> _WHAT YOU WILL DO_:
Identify the lines that contain the word "xlabel" and copy each one.

> _INFORMATION SUPPLIED_:

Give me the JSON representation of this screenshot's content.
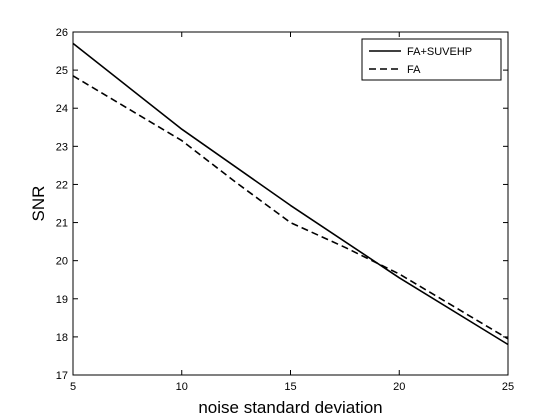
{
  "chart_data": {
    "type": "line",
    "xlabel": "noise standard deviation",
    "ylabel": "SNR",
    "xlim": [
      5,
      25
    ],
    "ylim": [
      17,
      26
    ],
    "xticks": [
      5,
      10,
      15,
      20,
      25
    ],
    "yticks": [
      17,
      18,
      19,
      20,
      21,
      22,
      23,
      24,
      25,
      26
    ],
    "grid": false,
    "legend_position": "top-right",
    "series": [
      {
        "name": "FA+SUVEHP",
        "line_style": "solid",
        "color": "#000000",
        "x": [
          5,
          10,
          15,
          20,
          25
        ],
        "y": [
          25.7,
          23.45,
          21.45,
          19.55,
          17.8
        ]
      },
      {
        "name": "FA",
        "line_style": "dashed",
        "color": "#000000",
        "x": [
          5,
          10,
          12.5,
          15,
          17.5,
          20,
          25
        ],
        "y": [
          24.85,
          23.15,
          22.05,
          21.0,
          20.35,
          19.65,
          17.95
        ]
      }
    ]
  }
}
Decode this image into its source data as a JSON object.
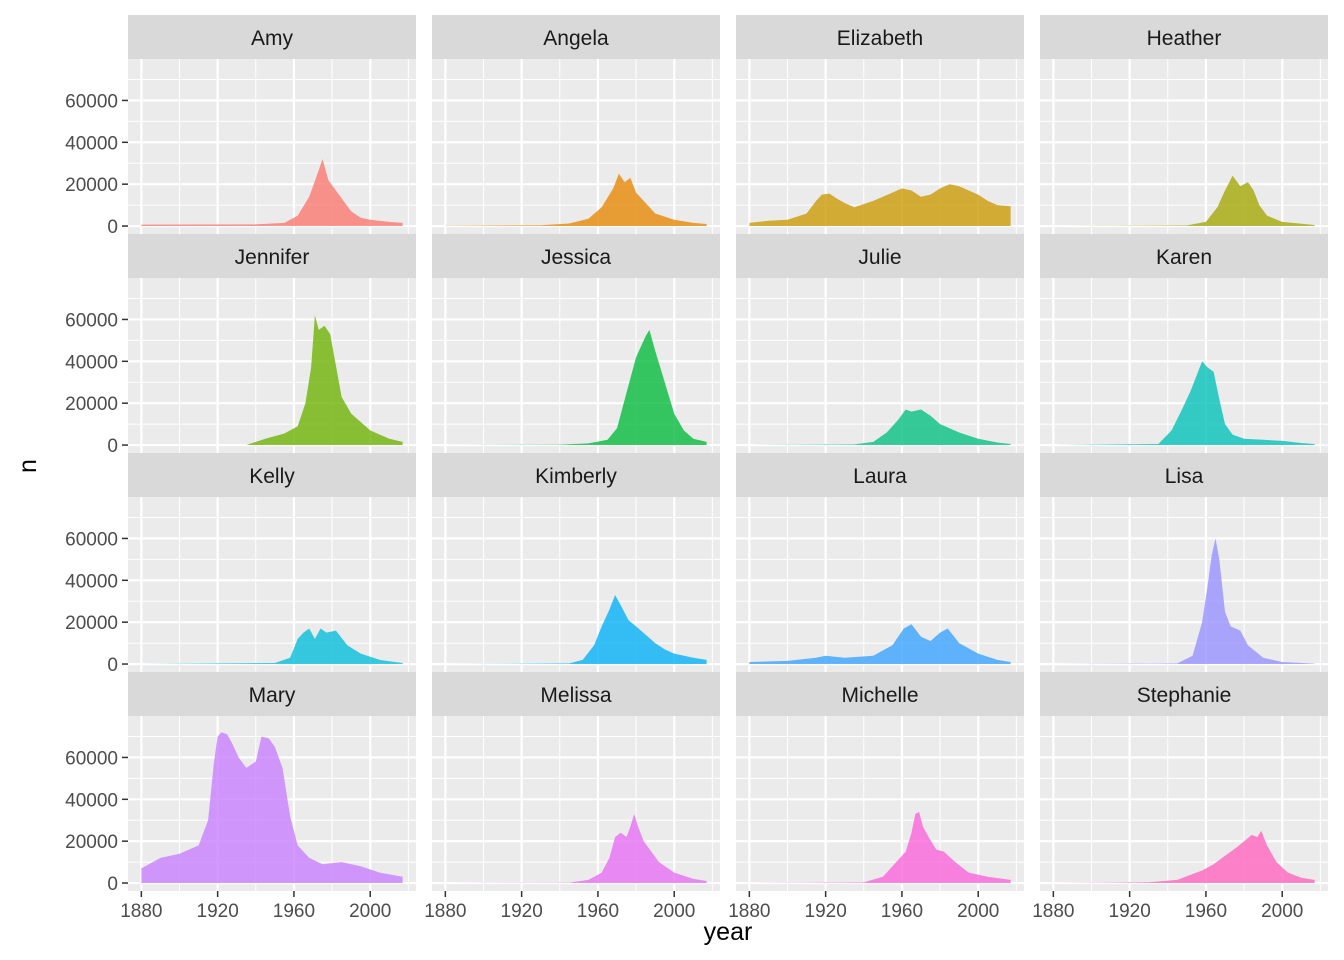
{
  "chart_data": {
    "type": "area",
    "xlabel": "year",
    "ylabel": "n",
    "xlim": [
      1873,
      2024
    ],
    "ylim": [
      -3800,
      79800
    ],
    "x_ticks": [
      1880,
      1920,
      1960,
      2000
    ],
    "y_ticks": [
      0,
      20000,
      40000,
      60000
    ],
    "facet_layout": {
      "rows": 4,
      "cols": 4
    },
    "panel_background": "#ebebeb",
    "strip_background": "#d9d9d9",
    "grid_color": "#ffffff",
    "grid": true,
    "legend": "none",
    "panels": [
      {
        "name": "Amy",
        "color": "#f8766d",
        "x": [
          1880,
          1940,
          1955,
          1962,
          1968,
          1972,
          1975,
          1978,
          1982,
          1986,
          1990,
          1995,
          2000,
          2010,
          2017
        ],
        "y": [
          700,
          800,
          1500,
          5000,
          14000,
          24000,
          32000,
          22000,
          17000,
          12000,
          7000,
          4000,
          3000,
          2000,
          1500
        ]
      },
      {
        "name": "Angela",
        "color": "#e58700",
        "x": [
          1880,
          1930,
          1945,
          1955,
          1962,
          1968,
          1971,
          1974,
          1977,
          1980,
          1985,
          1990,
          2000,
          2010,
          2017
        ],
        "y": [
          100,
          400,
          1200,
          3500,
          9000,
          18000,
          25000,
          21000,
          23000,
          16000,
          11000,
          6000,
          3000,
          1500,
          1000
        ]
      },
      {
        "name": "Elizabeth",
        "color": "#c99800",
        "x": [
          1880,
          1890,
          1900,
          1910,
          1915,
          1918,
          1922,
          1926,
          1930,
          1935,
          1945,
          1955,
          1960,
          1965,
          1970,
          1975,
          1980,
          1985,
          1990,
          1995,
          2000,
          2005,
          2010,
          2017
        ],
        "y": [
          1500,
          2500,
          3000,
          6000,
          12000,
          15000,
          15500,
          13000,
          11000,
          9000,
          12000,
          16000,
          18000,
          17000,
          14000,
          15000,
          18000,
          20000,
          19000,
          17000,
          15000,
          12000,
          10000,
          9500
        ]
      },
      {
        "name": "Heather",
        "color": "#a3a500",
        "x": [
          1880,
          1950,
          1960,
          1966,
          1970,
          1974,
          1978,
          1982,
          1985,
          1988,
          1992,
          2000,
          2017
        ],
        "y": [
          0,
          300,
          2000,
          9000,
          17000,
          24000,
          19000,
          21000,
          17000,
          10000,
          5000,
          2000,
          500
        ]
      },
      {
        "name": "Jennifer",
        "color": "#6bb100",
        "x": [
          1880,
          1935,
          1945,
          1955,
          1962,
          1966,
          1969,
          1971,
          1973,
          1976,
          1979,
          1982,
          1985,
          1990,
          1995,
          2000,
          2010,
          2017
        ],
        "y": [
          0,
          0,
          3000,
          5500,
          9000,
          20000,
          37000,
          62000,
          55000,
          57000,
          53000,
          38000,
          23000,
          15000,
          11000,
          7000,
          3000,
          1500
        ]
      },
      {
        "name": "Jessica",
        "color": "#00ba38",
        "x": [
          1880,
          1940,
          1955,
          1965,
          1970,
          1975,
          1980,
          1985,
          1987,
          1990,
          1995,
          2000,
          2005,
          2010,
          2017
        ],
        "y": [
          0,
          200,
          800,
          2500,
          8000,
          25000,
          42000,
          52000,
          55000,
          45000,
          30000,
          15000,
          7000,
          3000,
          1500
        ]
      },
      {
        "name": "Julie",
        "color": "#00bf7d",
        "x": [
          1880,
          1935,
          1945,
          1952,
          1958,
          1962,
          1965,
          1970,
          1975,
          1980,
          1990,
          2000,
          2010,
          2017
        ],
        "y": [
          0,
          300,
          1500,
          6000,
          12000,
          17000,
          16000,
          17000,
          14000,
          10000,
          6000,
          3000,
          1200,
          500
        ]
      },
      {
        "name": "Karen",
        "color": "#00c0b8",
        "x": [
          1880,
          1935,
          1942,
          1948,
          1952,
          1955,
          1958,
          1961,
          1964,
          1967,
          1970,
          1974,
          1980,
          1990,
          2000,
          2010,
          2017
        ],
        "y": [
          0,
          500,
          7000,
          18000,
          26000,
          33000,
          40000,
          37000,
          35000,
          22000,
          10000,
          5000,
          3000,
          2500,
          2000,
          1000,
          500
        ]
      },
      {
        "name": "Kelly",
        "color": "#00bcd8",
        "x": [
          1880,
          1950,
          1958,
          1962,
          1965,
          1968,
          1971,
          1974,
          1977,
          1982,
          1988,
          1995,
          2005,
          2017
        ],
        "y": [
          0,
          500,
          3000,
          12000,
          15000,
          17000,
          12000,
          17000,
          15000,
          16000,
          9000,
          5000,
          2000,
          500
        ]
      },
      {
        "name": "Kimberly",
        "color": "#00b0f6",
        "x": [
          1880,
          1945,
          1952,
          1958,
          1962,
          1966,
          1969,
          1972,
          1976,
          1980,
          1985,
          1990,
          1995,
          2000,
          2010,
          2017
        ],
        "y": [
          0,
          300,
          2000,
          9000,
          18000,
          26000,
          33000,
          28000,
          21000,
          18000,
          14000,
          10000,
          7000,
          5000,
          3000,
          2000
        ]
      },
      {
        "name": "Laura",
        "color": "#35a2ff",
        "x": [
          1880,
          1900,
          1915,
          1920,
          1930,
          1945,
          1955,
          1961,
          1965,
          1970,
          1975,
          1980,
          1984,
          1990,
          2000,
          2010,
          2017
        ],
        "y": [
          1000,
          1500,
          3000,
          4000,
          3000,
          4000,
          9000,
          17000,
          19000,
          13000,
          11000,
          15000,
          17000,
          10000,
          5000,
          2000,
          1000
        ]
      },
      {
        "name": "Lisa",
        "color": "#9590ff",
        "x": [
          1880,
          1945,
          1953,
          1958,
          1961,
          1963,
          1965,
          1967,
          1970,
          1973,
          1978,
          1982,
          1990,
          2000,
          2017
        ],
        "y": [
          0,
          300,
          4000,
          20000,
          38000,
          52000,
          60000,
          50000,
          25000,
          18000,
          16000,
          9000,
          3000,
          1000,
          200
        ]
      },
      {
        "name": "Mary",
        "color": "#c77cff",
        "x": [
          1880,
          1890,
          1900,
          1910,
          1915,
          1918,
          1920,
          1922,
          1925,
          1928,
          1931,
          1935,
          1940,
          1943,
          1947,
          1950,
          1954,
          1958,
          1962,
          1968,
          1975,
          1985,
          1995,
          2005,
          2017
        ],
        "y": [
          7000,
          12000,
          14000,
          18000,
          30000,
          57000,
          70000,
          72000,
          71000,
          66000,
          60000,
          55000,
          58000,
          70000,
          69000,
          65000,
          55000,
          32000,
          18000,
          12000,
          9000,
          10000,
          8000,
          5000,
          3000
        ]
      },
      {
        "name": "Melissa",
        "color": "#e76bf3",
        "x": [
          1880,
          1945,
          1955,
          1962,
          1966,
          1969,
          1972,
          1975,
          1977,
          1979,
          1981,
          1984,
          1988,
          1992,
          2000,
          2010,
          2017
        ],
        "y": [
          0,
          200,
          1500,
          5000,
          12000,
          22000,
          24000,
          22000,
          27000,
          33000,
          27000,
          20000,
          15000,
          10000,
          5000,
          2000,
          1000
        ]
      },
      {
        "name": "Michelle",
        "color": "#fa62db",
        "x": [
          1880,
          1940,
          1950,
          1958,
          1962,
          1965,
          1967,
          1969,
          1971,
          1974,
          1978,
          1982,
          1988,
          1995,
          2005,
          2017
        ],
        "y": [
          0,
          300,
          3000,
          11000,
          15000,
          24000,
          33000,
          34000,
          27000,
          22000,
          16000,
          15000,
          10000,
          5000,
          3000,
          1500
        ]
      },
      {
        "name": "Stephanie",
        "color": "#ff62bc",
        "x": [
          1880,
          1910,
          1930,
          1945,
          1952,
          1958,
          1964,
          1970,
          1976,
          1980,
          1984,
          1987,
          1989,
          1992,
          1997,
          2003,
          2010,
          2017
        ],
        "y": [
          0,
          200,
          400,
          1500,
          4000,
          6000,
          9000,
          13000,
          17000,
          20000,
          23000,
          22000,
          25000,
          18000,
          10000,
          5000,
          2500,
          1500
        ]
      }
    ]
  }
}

> _CORRECT RESULT_:
    "xlabel": "noise standard deviation",
    "xlabel": "year",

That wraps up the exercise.